▸ To do
Sort through the data and copy the lines holding the word "DRIVE".
— begin Rows —
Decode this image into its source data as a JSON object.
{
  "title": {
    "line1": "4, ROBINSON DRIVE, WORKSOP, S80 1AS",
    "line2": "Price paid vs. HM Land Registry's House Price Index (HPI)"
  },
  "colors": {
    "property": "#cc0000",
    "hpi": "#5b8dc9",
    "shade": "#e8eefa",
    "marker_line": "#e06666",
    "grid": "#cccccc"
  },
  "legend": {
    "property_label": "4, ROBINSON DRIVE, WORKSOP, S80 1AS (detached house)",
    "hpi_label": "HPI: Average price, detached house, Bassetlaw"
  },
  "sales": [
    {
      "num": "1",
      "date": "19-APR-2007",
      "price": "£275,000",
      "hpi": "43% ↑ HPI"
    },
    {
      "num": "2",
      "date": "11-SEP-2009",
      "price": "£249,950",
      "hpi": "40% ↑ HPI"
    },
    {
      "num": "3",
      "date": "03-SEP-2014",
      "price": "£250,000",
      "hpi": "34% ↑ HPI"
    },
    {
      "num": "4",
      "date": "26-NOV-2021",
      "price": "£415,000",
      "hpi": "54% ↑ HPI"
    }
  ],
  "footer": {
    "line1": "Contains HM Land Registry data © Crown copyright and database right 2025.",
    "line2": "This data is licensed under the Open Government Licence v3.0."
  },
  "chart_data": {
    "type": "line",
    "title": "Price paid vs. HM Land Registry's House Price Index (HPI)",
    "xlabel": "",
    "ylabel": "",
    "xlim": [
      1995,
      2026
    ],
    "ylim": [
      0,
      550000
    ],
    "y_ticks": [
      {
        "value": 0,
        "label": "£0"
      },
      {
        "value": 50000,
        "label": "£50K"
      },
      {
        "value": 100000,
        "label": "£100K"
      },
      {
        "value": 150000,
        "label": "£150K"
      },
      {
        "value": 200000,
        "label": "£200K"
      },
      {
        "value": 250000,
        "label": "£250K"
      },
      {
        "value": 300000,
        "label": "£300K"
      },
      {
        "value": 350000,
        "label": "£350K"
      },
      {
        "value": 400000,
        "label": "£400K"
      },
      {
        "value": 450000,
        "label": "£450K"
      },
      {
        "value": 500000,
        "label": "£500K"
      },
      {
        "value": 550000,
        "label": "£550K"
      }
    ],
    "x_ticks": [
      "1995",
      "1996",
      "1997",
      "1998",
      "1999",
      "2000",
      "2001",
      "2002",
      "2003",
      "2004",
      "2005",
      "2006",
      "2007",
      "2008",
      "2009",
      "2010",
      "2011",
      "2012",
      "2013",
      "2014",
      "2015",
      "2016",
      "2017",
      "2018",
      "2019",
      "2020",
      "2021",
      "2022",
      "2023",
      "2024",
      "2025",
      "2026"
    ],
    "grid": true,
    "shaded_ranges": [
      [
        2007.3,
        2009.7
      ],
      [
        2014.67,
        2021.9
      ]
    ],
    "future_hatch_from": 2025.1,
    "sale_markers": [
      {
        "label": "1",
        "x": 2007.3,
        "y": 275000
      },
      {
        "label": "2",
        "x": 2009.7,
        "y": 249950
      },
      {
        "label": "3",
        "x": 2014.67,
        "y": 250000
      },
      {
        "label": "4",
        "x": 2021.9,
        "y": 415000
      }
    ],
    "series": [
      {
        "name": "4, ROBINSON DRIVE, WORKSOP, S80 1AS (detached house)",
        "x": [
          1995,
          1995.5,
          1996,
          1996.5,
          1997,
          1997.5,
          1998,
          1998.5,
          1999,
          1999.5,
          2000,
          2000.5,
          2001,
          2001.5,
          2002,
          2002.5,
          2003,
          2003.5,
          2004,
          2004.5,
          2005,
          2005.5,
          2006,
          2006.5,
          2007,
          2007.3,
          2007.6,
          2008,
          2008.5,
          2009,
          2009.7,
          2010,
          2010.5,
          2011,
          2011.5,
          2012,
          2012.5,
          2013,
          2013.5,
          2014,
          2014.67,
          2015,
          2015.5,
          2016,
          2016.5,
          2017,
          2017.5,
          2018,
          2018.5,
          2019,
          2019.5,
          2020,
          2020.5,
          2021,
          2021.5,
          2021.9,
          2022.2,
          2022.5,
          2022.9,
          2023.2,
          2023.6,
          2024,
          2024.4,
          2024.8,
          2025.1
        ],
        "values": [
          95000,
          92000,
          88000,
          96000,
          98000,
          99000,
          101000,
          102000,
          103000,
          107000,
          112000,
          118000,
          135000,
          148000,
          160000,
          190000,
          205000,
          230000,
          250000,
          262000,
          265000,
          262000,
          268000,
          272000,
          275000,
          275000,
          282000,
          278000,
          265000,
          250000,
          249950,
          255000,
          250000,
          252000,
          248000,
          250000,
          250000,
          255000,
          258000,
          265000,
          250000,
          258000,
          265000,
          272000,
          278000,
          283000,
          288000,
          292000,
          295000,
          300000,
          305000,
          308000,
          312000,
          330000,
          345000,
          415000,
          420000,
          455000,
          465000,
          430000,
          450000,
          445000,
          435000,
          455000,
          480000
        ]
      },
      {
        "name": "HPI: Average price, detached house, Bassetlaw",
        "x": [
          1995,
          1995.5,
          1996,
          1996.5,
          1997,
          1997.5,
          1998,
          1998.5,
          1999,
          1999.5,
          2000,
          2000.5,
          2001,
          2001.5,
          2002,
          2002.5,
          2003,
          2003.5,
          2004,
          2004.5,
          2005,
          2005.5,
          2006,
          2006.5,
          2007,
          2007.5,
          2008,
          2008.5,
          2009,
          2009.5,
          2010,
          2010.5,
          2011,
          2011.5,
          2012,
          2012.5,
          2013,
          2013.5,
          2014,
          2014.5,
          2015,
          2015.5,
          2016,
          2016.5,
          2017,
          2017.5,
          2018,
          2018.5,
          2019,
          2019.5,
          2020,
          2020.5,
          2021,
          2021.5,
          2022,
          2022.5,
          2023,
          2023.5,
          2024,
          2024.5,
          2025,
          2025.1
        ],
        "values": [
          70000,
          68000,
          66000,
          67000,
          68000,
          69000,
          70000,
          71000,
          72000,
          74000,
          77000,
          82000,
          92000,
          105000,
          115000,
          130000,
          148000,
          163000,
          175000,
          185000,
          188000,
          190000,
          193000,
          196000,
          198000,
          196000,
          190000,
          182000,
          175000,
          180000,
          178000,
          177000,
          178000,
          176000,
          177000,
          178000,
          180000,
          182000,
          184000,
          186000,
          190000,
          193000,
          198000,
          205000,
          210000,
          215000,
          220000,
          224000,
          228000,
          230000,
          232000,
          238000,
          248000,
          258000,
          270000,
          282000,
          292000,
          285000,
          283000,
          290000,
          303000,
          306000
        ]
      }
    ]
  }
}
— end Rows —
▸ Exercise output
    "line1": "4, ROBINSON DRIVE, WORKSOP, S80 1AS",
    "property_label": "4, ROBINSON DRIVE, WORKSOP, S80 1AS (detached house)",
        "name": "4, ROBINSON DRIVE, WORKSOP, S80 1AS (detached house)",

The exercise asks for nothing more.